» **The request**: All entries must be extracted exactly, with nothing added or dropped.

Begin Material for this task

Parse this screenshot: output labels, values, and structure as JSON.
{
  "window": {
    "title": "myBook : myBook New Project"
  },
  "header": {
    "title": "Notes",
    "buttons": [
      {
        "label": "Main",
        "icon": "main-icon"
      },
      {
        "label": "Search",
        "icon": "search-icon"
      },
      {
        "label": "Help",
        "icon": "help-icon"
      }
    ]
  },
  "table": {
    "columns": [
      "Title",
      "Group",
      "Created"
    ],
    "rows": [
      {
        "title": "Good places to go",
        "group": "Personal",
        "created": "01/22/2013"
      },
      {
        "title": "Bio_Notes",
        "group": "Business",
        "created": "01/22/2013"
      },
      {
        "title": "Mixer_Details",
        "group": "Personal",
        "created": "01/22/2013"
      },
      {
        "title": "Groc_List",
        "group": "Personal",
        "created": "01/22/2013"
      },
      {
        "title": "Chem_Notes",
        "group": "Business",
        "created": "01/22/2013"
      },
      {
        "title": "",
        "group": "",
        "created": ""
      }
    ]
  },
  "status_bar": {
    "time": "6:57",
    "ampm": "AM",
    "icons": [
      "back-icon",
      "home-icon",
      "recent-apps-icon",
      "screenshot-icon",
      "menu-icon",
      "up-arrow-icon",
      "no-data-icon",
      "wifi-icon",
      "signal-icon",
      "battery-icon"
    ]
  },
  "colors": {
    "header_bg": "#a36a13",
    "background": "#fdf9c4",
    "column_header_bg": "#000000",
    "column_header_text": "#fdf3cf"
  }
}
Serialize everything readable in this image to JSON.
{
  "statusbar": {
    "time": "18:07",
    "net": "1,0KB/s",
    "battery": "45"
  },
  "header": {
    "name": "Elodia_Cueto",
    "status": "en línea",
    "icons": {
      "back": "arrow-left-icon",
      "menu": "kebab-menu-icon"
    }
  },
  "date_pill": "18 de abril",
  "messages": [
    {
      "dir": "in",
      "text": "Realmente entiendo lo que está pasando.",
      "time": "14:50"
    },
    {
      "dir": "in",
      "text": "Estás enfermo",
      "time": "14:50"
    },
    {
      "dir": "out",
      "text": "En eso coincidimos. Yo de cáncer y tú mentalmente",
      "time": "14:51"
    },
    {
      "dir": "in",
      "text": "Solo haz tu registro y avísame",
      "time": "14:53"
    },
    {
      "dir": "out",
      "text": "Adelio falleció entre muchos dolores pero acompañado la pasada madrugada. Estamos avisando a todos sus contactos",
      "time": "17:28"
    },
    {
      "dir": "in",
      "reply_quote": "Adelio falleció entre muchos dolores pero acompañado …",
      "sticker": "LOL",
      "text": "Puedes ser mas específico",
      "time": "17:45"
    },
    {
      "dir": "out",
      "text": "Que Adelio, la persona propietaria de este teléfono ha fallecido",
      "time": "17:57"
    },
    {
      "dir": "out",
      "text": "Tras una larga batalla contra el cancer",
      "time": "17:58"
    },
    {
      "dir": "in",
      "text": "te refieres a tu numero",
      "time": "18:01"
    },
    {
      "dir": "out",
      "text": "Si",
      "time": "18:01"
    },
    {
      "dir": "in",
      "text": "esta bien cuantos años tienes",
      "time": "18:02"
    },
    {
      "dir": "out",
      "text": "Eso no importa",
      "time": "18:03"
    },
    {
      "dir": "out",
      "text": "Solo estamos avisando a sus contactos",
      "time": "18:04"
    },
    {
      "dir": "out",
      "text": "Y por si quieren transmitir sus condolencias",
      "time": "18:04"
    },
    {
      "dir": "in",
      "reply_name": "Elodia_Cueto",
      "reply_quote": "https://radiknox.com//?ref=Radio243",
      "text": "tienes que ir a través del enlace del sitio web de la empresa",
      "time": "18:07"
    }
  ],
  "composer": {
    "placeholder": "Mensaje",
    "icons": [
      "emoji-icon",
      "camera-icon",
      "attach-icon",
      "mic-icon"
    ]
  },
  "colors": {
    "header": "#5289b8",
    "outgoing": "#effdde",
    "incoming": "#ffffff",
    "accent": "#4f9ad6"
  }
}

End Material for this task

» **Output below**:
Parse this screenshot: output labels, values, and structure as JSON.
{
  "window": {
    "title": "myBook : myBook New Project"
  },
  "header": {
    "title": "Notes",
    "buttons": [
      {
        "label": "Main",
        "icon": "main-icon"
      },
      {
        "label": "Search",
        "icon": "search-icon"
      },
      {
        "label": "Help",
        "icon": "help-icon"
      }
    ]
  },
  "table": {
    "columns": [
      "Title",
      "Group",
      "Created"
    ],
    "rows": [
      {
        "title": "Good places to go",
        "group": "Personal",
        "created": "01/22/2013"
      },
      {
        "title": "Bio_Notes",
        "group": "Business",
        "created": "01/22/2013"
      },
      {
        "title": "Mixer_Details",
        "group": "Personal",
        "created": "01/22/2013"
      },
      {
        "title": "Groc_List",
        "group": "Personal",
        "created": "01/22/2013"
      },
      {
        "title": "Chem_Notes",
        "group": "Business",
        "created": "01/22/2013"
      },
      {
        "title": "",
        "group": "",
        "created": ""
      }
    ]
  },
  "status_bar": {
    "time": "6:57",
    "ampm": "AM",
    "icons": [
      "back-icon",
      "home-icon",
      "recent-apps-icon",
      "screenshot-icon",
      "menu-icon",
      "up-arrow-icon",
      "no-data-icon",
      "wifi-icon",
      "signal-icon",
      "battery-icon"
    ]
  },
  "colors": {
    "header_bg": "#a36a13",
    "background": "#fdf9c4",
    "column_header_bg": "#000000",
    "column_header_text": "#fdf3cf"
  }
}
Serialize everything readable in this image to JSON.
{
  "statusbar": {
    "time": "18:07",
    "net": "1,0KB/s",
    "battery": "45"
  },
  "header": {
    "name": "Elodia_Cueto",
    "status": "en línea",
    "icons": {
      "back": "arrow-left-icon",
      "menu": "kebab-menu-icon"
    }
  },
  "date_pill": "18 de abril",
  "messages": [
    {
      "dir": "in",
      "text": "Realmente entiendo lo que está pasando.",
      "time": "14:50"
    },
    {
      "dir": "in",
      "text": "Estás enfermo",
      "time": "14:50"
    },
    {
      "dir": "out",
      "text": "En eso coincidimos. Yo de cáncer y tú mentalmente",
      "time": "14:51"
    },
    {
      "dir": "in",
      "text": "Solo haz tu registro y avísame",
      "time": "14:53"
    },
    {
      "dir": "out",
      "text": "Adelio falleció entre muchos dolores pero acompañado la pasada madrugada. Estamos avisando a todos sus contactos",
      "time": "17:28"
    },
    {
      "dir": "in",
      "reply_quote": "Adelio falleció entre muchos dolores pero acompañado …",
      "sticker": "LOL",
      "text": "Puedes ser mas específico",
      "time": "17:45"
    },
    {
      "dir": "out",
      "text": "Que Adelio, la persona propietaria de este teléfono ha fallecido",
      "time": "17:57"
    },
    {
      "dir": "out",
      "text": "Tras una larga batalla contra el cancer",
      "time": "17:58"
    },
    {
      "dir": "in",
      "text": "te refieres a tu numero",
      "time": "18:01"
    },
    {
      "dir": "out",
      "text": "Si",
      "time": "18:01"
    },
    {
      "dir": "in",
      "text": "esta bien cuantos años tienes",
      "time": "18:02"
    },
    {
      "dir": "out",
      "text": "Eso no importa",
      "time": "18:03"
    },
    {
      "dir": "out",
      "text": "Solo estamos avisando a sus contactos",
      "time": "18:04"
    },
    {
      "dir": "out",
      "text": "Y por si quieren transmitir sus condolencias",
      "time": "18:04"
    },
    {
      "dir": "in",
      "reply_name": "Elodia_Cueto",
      "reply_quote": "https://radiknox.com//?ref=Radio243",
      "text": "tienes que ir a través del enlace del sitio web de la empresa",
      "time": "18:07"
    }
  ],
  "composer": {
    "placeholder": "Mensaje",
    "icons": [
      "emoji-icon",
      "camera-icon",
      "attach-icon",
      "mic-icon"
    ]
  },
  "colors": {
    "header": "#5289b8",
    "outgoing": "#effdde",
    "incoming": "#ffffff",
    "accent": "#4f9ad6"
  }
}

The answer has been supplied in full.